▶ **WHAT NEEDS TO BE DONE**
Continue the Smoliy family recollections from the point where they stop.

H. V. Myhailenko: I am Hanna Vasylivna Mykhailenko, née Smoliy. I was born in the village of Mykhnevets, Turka Powiat, Lviv Voivodship on April 30, 1929. According to the new administrative division it is Strilkivskyy Region[1], Lviv Oblast. Poland established control over my village in 1950: Stalin exchange these territories due to the fact that there was an armed resistance movement, and the Poles exchanged oil fields for coal mines in Rava Ruska.
I was born into a large family. There were seven children. My father was Vasyl Hryhorovych Smoliy, my mother was Hanna Fedorivna Smoliy, née Lamanets. My father died very early, in 1936. In that year I became a first-grader. My father knew three Rs, like his brother Mykola Smoliy, self-taught. In the Austrian army my father was promoted to the rank of sergeant major. He fought on the Italian front and was later redeployed to the Austro-Russian front and fought against Cavalry General Brusilov. They were sieged in the Przemyśl stronghold, cut off water and food supply and by hunger were forced to surrender. So my father fell into Russian captivity and found himself in the Central Asia. He was released due to the revolution. It’s about my parents.

▶ **DATASET CONTENT**

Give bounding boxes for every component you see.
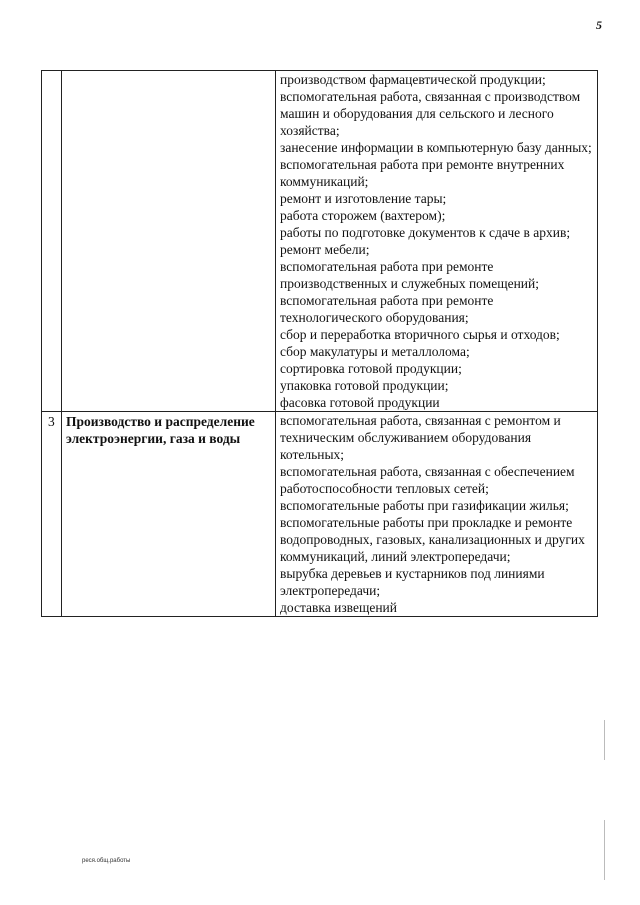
industry-name: Производство и распределение электроэнергии, газа и воды — [66, 414, 255, 446]
row-number — [42, 71, 61, 72]
work-item: вспомогательная работа при ремонте производственных и служебных помещений; — [280, 259, 540, 291]
page-number: 5 — [596, 18, 602, 32]
industry-name — [62, 71, 275, 72]
work-item: вспомогательная работа при ремонте технологического оборудования; — [280, 293, 494, 325]
scan-margin-mark — [604, 820, 605, 880]
table-row — [42, 412, 598, 617]
work-item: доставка извещений — [280, 600, 398, 615]
work-item: сортировка готовой продукции; — [280, 361, 462, 376]
scan-margin-mark — [604, 720, 605, 760]
work-item: вспомогательная работа при ремонте внутренних коммуникаций; — [280, 157, 565, 189]
work-item: упаковка готовой продукции; — [280, 378, 449, 393]
work-item: работа сторожем (вахтером); — [280, 208, 446, 223]
work-item: сбор и переработка вторичного сырья и отходов; — [280, 327, 560, 342]
row-number: 3 — [48, 414, 55, 429]
work-item: ремонт мебели; — [280, 242, 370, 257]
row-number-cell — [42, 71, 62, 412]
work-item: вспомогательная работа, связанная с ремонтом и техническим обслуживанием оборудования котельных; — [280, 413, 561, 462]
work-item: занесение информации в компьютерную базу данных; — [280, 140, 592, 155]
work-item: вспомогательные работы при газификации жилья; — [280, 498, 569, 513]
works-table — [41, 70, 598, 617]
work-item: ремонт и изготовление тары; — [280, 191, 447, 206]
table-row — [42, 71, 598, 412]
works-cell — [276, 71, 598, 412]
work-item: вырубка деревьев и кустарников под линиями электропередачи; — [280, 566, 545, 598]
work-item: производством фармацевтической продукции; — [280, 72, 546, 87]
work-item: фасовка готовой продукции — [280, 395, 440, 410]
work-item: работы по подготовке документов к сдаче в архив; — [280, 225, 571, 240]
industry-name-cell — [62, 71, 276, 412]
work-item: вспомогательные работы при прокладке и ремонте водопроводных, газовых, канализационных и других коммуникаций, линий электропередачи; — [280, 515, 585, 564]
footer-code: реся.общ.работы — [82, 858, 131, 864]
works-list — [276, 71, 597, 411]
works-list — [276, 412, 597, 616]
works-cell — [276, 412, 598, 617]
row-number-cell — [42, 412, 62, 617]
work-item: вспомогательная работа, связанная с обеспечением работоспособности тепловых сетей; — [280, 464, 575, 496]
work-item: вспомогательная работа, связанная с производством машин и оборудования для сельского и лесного хозяйства; — [280, 89, 581, 138]
work-item: сбор макулатуры и металлолома; — [280, 344, 470, 359]
industry-name-cell — [62, 412, 276, 617]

▶ **WRITTEN REPLY**
We were left without a father in 1936. Most children were little kids and my mother led a wretched life with us. We worked hard on land: we had 12 hectares of land and it was difficult for us to till the earth. We had a worn-out horse, two cows, a pig, but we had to work hard. My oldest sister, Mariya, sisters Kateryna, Olga, Paraska, Nastasiya, and brother Yosyp. My brother Mykhailo died at an early age and I do not remember him. My sisters Kateryna, Mariya and Olga are no more, and only sister Paraska still lives in the Village of Ahafiyivka, Liubashivka Region, and Odesa Oblast.
We were brought up in the not very wealthy family, though nationally conscious. Our father was engaged in social activities reading books to people who came to us. Even before the WWI my father ran a little tavern, where people could come, drink a glass of liquor, have a talk, because all three Jews-innkeepers in the village made drunkards of local people, put their property on the block and people were forced to emigrate. The village council resolved that my father should open a tavern, where nobody would cheat people and where the proprietor would let the debtor to repay debt when the latter would have enough money. Such was the concept. During the WWI everything went to rack and ruin. It couldn’t be made up for. My father did not live up to see the Soviet era otherwise he would definitely have died in prison somewhere.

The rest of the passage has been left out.